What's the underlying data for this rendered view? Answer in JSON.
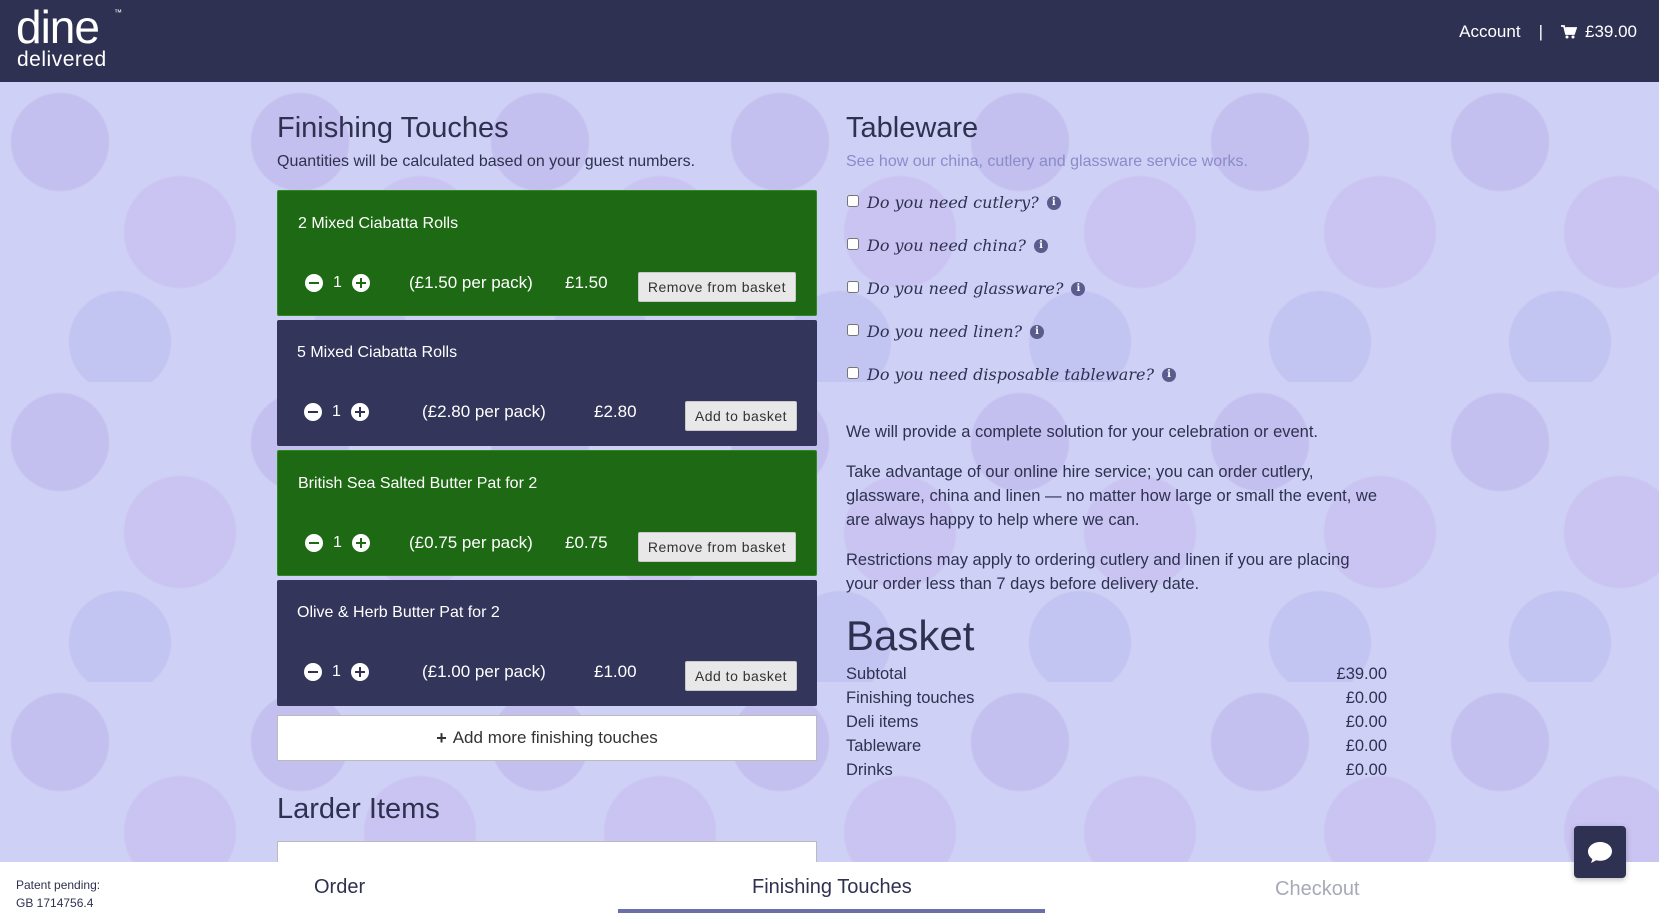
{
  "brand": {
    "logo_top": "dine",
    "logo_bottom": "delivered",
    "tm": "™"
  },
  "header": {
    "account_label": "Account",
    "separator": "|",
    "cart_total": "£39.00",
    "cart_icon": "cart-icon"
  },
  "finishing_touches": {
    "title": "Finishing Touches",
    "subtitle": "Quantities will be calculated based on your guest numbers.",
    "products": [
      {
        "name": "2 Mixed Ciabatta Rolls",
        "qty": "1",
        "per_pack": "(£1.50 per pack)",
        "price": "£1.50",
        "action": "Remove from basket",
        "in_basket": true
      },
      {
        "name": "5 Mixed Ciabatta Rolls",
        "qty": "1",
        "per_pack": "(£2.80 per pack)",
        "price": "£2.80",
        "action": "Add to basket",
        "in_basket": false
      },
      {
        "name": "British Sea Salted Butter Pat for 2",
        "qty": "1",
        "per_pack": "(£0.75 per pack)",
        "price": "£0.75",
        "action": "Remove from basket",
        "in_basket": true
      },
      {
        "name": "Olive & Herb Butter Pat for 2",
        "qty": "1",
        "per_pack": "(£1.00 per pack)",
        "price": "£1.00",
        "action": "Add to basket",
        "in_basket": false
      }
    ],
    "add_more_label": "Add more finishing touches"
  },
  "larder": {
    "title": "Larder Items"
  },
  "tableware": {
    "title": "Tableware",
    "subtitle": "See how our china, cutlery and glassware service works.",
    "options": [
      {
        "label": "Do you need cutlery?",
        "checked": false
      },
      {
        "label": "Do you need china?",
        "checked": false
      },
      {
        "label": "Do you need glassware?",
        "checked": false
      },
      {
        "label": "Do you need linen?",
        "checked": false
      },
      {
        "label": "Do you need disposable tableware?",
        "checked": false
      }
    ],
    "paragraphs": [
      "We will provide a complete solution for your celebration or event.",
      "Take advantage of our online hire service; you can order cutlery, glassware, china and linen — no matter how large or small the event, we are always happy to help where we can.",
      "Restrictions may apply to ordering cutlery and linen if you are placing your order less than 7 days before delivery date."
    ]
  },
  "basket": {
    "title": "Basket",
    "rows": [
      {
        "label": "Subtotal",
        "value": "£39.00"
      },
      {
        "label": "Finishing touches",
        "value": "£0.00"
      },
      {
        "label": "Deli items",
        "value": "£0.00"
      },
      {
        "label": "Tableware",
        "value": "£0.00"
      },
      {
        "label": "Drinks",
        "value": "£0.00"
      }
    ]
  },
  "footer": {
    "patent_line1": "Patent pending:",
    "patent_line2": "GB 1714756.4",
    "steps": [
      "Order",
      "Finishing Touches",
      "Checkout"
    ],
    "active_step": "Finishing Touches"
  },
  "colors": {
    "header_bg": "#2f3152",
    "in_basket_card": "#1e6a14",
    "default_card": "#33355a",
    "page_bg": "#cfd0f5",
    "muted_link": "#8a8cc9"
  }
}
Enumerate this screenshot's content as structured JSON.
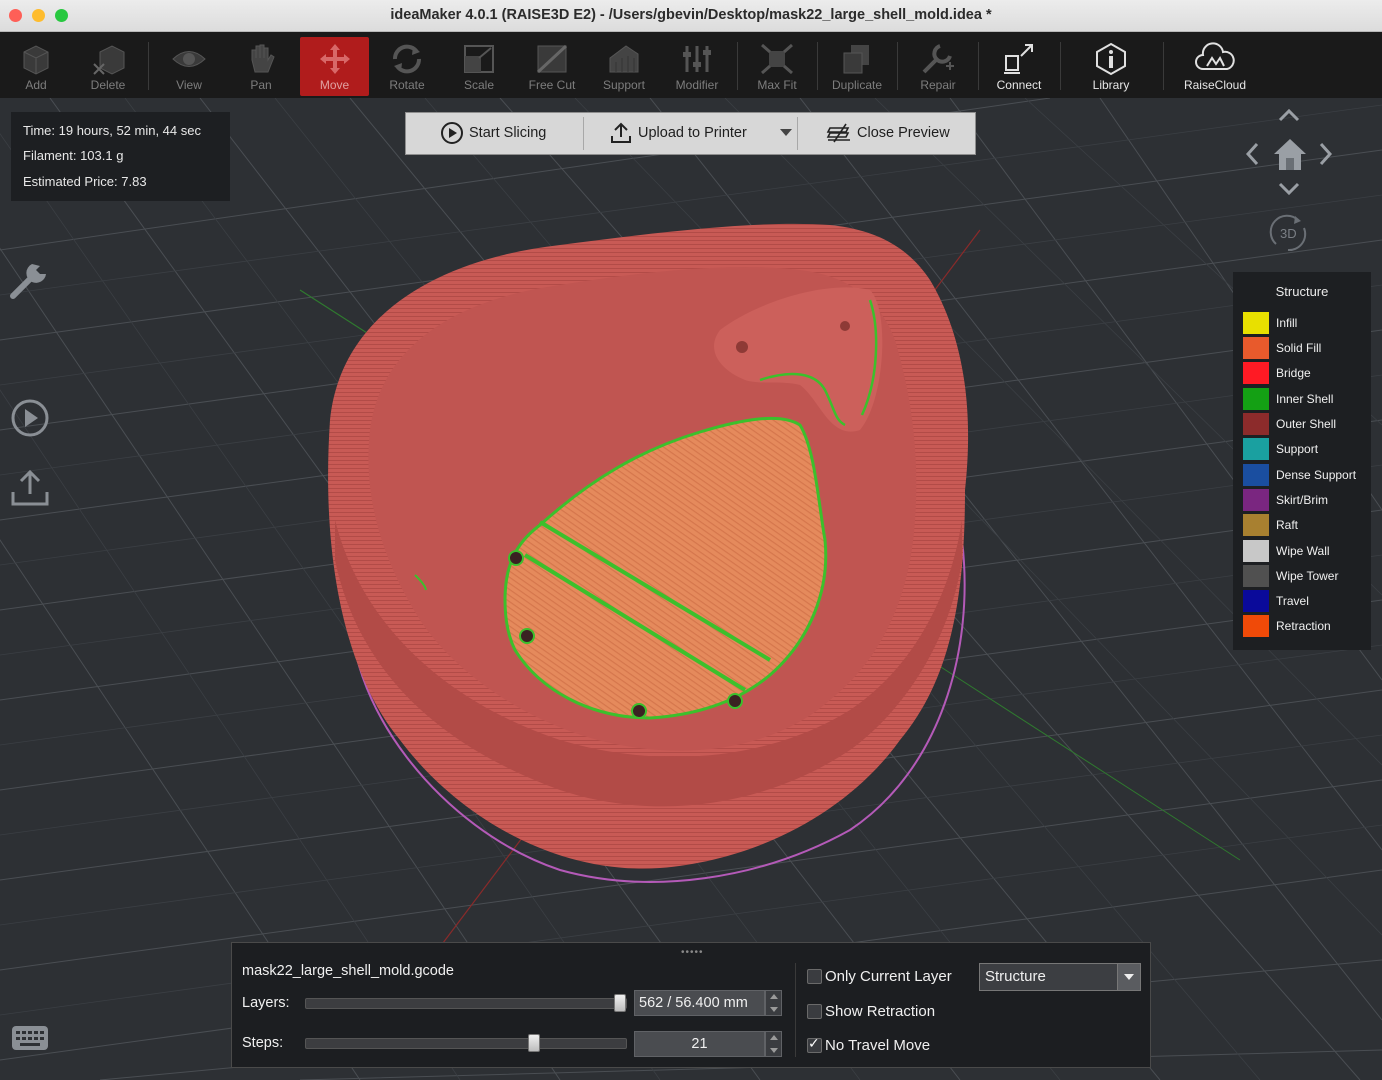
{
  "window": {
    "title": "ideaMaker 4.0.1 (RAISE3D E2) - /Users/gbevin/Desktop/mask22_large_shell_mold.idea *"
  },
  "toolbar": {
    "items": [
      {
        "label": "Add",
        "icon": "add-icon"
      },
      {
        "label": "Delete",
        "icon": "delete-icon"
      },
      {
        "label": "View",
        "icon": "eye-icon"
      },
      {
        "label": "Pan",
        "icon": "hand-icon"
      },
      {
        "label": "Move",
        "icon": "move-icon",
        "active": true
      },
      {
        "label": "Rotate",
        "icon": "rotate-icon"
      },
      {
        "label": "Scale",
        "icon": "scale-icon"
      },
      {
        "label": "Free Cut",
        "icon": "cut-icon"
      },
      {
        "label": "Support",
        "icon": "support-icon"
      },
      {
        "label": "Modifier",
        "icon": "modifier-icon"
      },
      {
        "label": "Max Fit",
        "icon": "maxfit-icon"
      },
      {
        "label": "Duplicate",
        "icon": "duplicate-icon"
      },
      {
        "label": "Repair",
        "icon": "repair-icon"
      },
      {
        "label": "Connect",
        "icon": "connect-icon"
      },
      {
        "label": "Library",
        "icon": "library-icon"
      },
      {
        "label": "RaiseCloud",
        "icon": "cloud-icon"
      }
    ],
    "active_color": "#b01c1c"
  },
  "info": {
    "time": "Time: 19 hours, 52 min, 44 sec",
    "filament": "Filament: 103.1 g",
    "price": "Estimated Price: 7.83"
  },
  "actions": {
    "start_slicing": "Start Slicing",
    "upload": "Upload to Printer",
    "close_preview": "Close Preview"
  },
  "navigation": {
    "mode_label": "3D"
  },
  "legend": {
    "title": "Structure",
    "items": [
      {
        "label": "Infill",
        "color": "#e8e000"
      },
      {
        "label": "Solid Fill",
        "color": "#e85a2c"
      },
      {
        "label": "Bridge",
        "color": "#ff1a24"
      },
      {
        "label": "Inner Shell",
        "color": "#14a014"
      },
      {
        "label": "Outer Shell",
        "color": "#8c2b2b"
      },
      {
        "label": "Support",
        "color": "#1aa0a0"
      },
      {
        "label": "Dense Support",
        "color": "#1a4ea0"
      },
      {
        "label": "Skirt/Brim",
        "color": "#7a2680"
      },
      {
        "label": "Raft",
        "color": "#a88030"
      },
      {
        "label": "Wipe Wall",
        "color": "#c8c8c8"
      },
      {
        "label": "Wipe Tower",
        "color": "#505050"
      },
      {
        "label": "Travel",
        "color": "#0a0a9a"
      },
      {
        "label": "Retraction",
        "color": "#f04a08"
      }
    ]
  },
  "preview_panel": {
    "filename": "mask22_large_shell_mold.gcode",
    "layers_label": "Layers:",
    "layers_value": "562 / 56.400 mm",
    "layers_fraction": 1.0,
    "steps_label": "Steps:",
    "steps_value": "21",
    "steps_fraction": 0.72,
    "only_current_layer": {
      "label": "Only Current Layer",
      "checked": false
    },
    "show_retraction": {
      "label": "Show Retraction",
      "checked": false
    },
    "no_travel_move": {
      "label": "No Travel Move",
      "checked": true
    },
    "view_mode": "Structure"
  },
  "model_colors": {
    "outer_shell": "#c85a55",
    "top_fill": "#e58a5c",
    "inner_shell": "#3cc02c",
    "skirt": "#b45ab8"
  }
}
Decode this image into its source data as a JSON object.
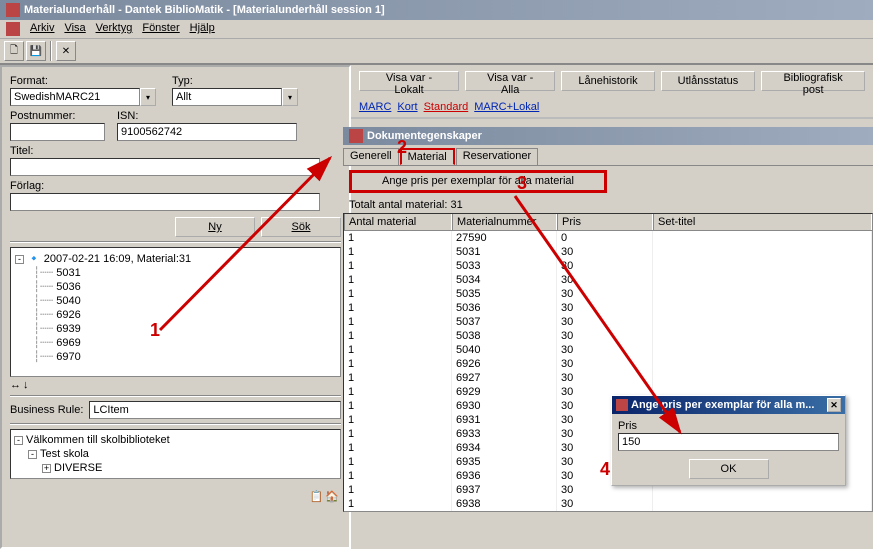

(Set exercise) Except for the pictures, reproduce every line exactly.

(Result below)
What's the underlying data for this rendered view? Answer in JSON.
{
  "brand": {
    "logo_top": "dine",
    "logo_bottom": "delivered",
    "tm": "™"
  },
  "header": {
    "account_label": "Account",
    "separator": "|",
    "cart_total": "£39.00",
    "cart_icon": "cart-icon"
  },
  "finishing_touches": {
    "title": "Finishing Touches",
    "subtitle": "Quantities will be calculated based on your guest numbers.",
    "products": [
      {
        "name": "2 Mixed Ciabatta Rolls",
        "qty": "1",
        "per_pack": "(£1.50 per pack)",
        "price": "£1.50",
        "action": "Remove from basket",
        "in_basket": true
      },
      {
        "name": "5 Mixed Ciabatta Rolls",
        "qty": "1",
        "per_pack": "(£2.80 per pack)",
        "price": "£2.80",
        "action": "Add to basket",
        "in_basket": false
      },
      {
        "name": "British Sea Salted Butter Pat for 2",
        "qty": "1",
        "per_pack": "(£0.75 per pack)",
        "price": "£0.75",
        "action": "Remove from basket",
        "in_basket": true
      },
      {
        "name": "Olive & Herb Butter Pat for 2",
        "qty": "1",
        "per_pack": "(£1.00 per pack)",
        "price": "£1.00",
        "action": "Add to basket",
        "in_basket": false
      }
    ],
    "add_more_label": "Add more finishing touches"
  },
  "larder": {
    "title": "Larder Items"
  },
  "tableware": {
    "title": "Tableware",
    "subtitle": "See how our china, cutlery and glassware service works.",
    "options": [
      {
        "label": "Do you need cutlery?",
        "checked": false
      },
      {
        "label": "Do you need china?",
        "checked": false
      },
      {
        "label": "Do you need glassware?",
        "checked": false
      },
      {
        "label": "Do you need linen?",
        "checked": false
      },
      {
        "label": "Do you need disposable tableware?",
        "checked": false
      }
    ],
    "paragraphs": [
      "We will provide a complete solution for your celebration or event.",
      "Take advantage of our online hire service; you can order cutlery, glassware, china and linen — no matter how large or small the event, we are always happy to help where we can.",
      "Restrictions may apply to ordering cutlery and linen if you are placing your order less than 7 days before delivery date."
    ]
  },
  "basket": {
    "title": "Basket",
    "rows": [
      {
        "label": "Subtotal",
        "value": "£39.00"
      },
      {
        "label": "Finishing touches",
        "value": "£0.00"
      },
      {
        "label": "Deli items",
        "value": "£0.00"
      },
      {
        "label": "Tableware",
        "value": "£0.00"
      },
      {
        "label": "Drinks",
        "value": "£0.00"
      }
    ]
  },
  "footer": {
    "patent_line1": "Patent pending:",
    "patent_line2": "GB 1714756.4",
    "steps": [
      "Order",
      "Finishing Touches",
      "Checkout"
    ],
    "active_step": "Finishing Touches"
  },
  "colors": {
    "header_bg": "#2f3152",
    "in_basket_card": "#1e6a14",
    "default_card": "#33355a",
    "page_bg": "#cfd0f5",
    "muted_link": "#8a8cc9"
  }
}
Enumerate this screenshot's content as structured JSON.
{
  "window": {
    "title": "ideaMaker 4.0.1 (RAISE3D E2) - /Users/gbevin/Desktop/mask22_large_shell_mold.idea *"
  },
  "toolbar": {
    "items": [
      {
        "label": "Add",
        "icon": "add-icon"
      },
      {
        "label": "Delete",
        "icon": "delete-icon"
      },
      {
        "label": "View",
        "icon": "eye-icon"
      },
      {
        "label": "Pan",
        "icon": "hand-icon"
      },
      {
        "label": "Move",
        "icon": "move-icon",
        "active": true
      },
      {
        "label": "Rotate",
        "icon": "rotate-icon"
      },
      {
        "label": "Scale",
        "icon": "scale-icon"
      },
      {
        "label": "Free Cut",
        "icon": "cut-icon"
      },
      {
        "label": "Support",
        "icon": "support-icon"
      },
      {
        "label": "Modifier",
        "icon": "modifier-icon"
      },
      {
        "label": "Max Fit",
        "icon": "maxfit-icon"
      },
      {
        "label": "Duplicate",
        "icon": "duplicate-icon"
      },
      {
        "label": "Repair",
        "icon": "repair-icon"
      },
      {
        "label": "Connect",
        "icon": "connect-icon"
      },
      {
        "label": "Library",
        "icon": "library-icon"
      },
      {
        "label": "RaiseCloud",
        "icon": "cloud-icon"
      }
    ],
    "active_color": "#b01c1c"
  },
  "info": {
    "time": "Time: 19 hours, 52 min, 44 sec",
    "filament": "Filament: 103.1 g",
    "price": "Estimated Price: 7.83"
  },
  "actions": {
    "start_slicing": "Start Slicing",
    "upload": "Upload to Printer",
    "close_preview": "Close Preview"
  },
  "navigation": {
    "mode_label": "3D"
  },
  "legend": {
    "title": "Structure",
    "items": [
      {
        "label": "Infill",
        "color": "#e8e000"
      },
      {
        "label": "Solid Fill",
        "color": "#e85a2c"
      },
      {
        "label": "Bridge",
        "color": "#ff1a24"
      },
      {
        "label": "Inner Shell",
        "color": "#14a014"
      },
      {
        "label": "Outer Shell",
        "color": "#8c2b2b"
      },
      {
        "label": "Support",
        "color": "#1aa0a0"
      },
      {
        "label": "Dense Support",
        "color": "#1a4ea0"
      },
      {
        "label": "Skirt/Brim",
        "color": "#7a2680"
      },
      {
        "label": "Raft",
        "color": "#a88030"
      },
      {
        "label": "Wipe Wall",
        "color": "#c8c8c8"
      },
      {
        "label": "Wipe Tower",
        "color": "#505050"
      },
      {
        "label": "Travel",
        "color": "#0a0a9a"
      },
      {
        "label": "Retraction",
        "color": "#f04a08"
      }
    ]
  },
  "preview_panel": {
    "filename": "mask22_large_shell_mold.gcode",
    "layers_label": "Layers:",
    "layers_value": "562 / 56.400 mm",
    "layers_fraction": 1.0,
    "steps_label": "Steps:",
    "steps_value": "21",
    "steps_fraction": 0.72,
    "only_current_layer": {
      "label": "Only Current Layer",
      "checked": false
    },
    "show_retraction": {
      "label": "Show Retraction",
      "checked": false
    },
    "no_travel_move": {
      "label": "No Travel Move",
      "checked": true
    },
    "view_mode": "Structure"
  },
  "model_colors": {
    "outer_shell": "#c85a55",
    "top_fill": "#e58a5c",
    "inner_shell": "#3cc02c",
    "skirt": "#b45ab8"
  }
}
Decode this image into its source data as a JSON object.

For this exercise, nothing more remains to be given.